* _Task statement_:
Which lines below hold the word "Pharmaceutical"? Report each one.

===== Provided records =====

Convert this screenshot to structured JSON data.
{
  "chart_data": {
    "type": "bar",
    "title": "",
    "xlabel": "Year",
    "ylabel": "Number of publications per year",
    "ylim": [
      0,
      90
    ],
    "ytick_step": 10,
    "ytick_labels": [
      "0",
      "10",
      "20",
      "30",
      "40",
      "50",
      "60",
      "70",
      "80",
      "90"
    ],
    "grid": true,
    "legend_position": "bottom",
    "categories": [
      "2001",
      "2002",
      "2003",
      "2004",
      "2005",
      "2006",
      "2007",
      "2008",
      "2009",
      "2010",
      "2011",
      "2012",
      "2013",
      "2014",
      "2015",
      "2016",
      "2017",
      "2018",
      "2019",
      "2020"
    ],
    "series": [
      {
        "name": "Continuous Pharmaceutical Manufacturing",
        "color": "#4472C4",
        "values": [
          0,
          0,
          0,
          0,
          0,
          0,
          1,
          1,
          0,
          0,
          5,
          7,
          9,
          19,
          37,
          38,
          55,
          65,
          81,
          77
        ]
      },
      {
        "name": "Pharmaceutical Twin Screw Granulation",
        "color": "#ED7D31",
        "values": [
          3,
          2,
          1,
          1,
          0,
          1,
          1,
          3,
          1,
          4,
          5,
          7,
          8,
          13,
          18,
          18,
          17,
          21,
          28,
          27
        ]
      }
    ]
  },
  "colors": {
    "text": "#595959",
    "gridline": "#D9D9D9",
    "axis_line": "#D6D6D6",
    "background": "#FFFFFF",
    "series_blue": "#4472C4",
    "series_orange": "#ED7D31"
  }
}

=====

* _Answer to this exercise_:
        "name": "Continuous Pharmaceutical Manufacturing",
        "name": "Pharmaceutical Twin Screw Granulation",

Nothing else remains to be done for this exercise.